*What is required*. Could you print every record below exactly as it appears?

*Data shown*.

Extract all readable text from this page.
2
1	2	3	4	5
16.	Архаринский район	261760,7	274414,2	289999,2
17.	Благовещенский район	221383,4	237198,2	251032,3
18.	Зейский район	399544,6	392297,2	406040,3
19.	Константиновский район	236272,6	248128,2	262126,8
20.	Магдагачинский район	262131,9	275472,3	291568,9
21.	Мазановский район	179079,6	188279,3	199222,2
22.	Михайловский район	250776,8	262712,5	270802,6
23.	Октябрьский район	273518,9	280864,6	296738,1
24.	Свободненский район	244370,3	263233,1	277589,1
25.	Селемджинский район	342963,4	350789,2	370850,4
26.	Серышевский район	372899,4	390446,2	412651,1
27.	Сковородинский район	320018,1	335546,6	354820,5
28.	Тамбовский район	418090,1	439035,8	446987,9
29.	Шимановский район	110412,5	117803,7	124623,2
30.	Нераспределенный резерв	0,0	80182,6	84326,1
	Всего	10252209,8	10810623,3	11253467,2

*Exercise output*.
Extract all readable text from this page.
2
1	2	3	4	5
16.	Архаринский район	261760,7	274414,2	289999,2
17.	Благовещенский район	221383,4	237198,2	251032,3
18.	Зейский район	399544,6	392297,2	406040,3
19.	Константиновский район	236272,6	248128,2	262126,8
20.	Магдагачинский район	262131,9	275472,3	291568,9
21.	Мазановский район	179079,6	188279,3	199222,2
22.	Михайловский район	250776,8	262712,5	270802,6
23.	Октябрьский район	273518,9	280864,6	296738,1
24.	Свободненский район	244370,3	263233,1	277589,1
25.	Селемджинский район	342963,4	350789,2	370850,4
26.	Серышевский район	372899,4	390446,2	412651,1
27.	Сковородинский район	320018,1	335546,6	354820,5
28.	Тамбовский район	418090,1	439035,8	446987,9
29.	Шимановский район	110412,5	117803,7	124623,2
30.	Нераспределенный резерв	0,0	80182,6	84326,1
	Всего	10252209,8	10810623,3	11253467,2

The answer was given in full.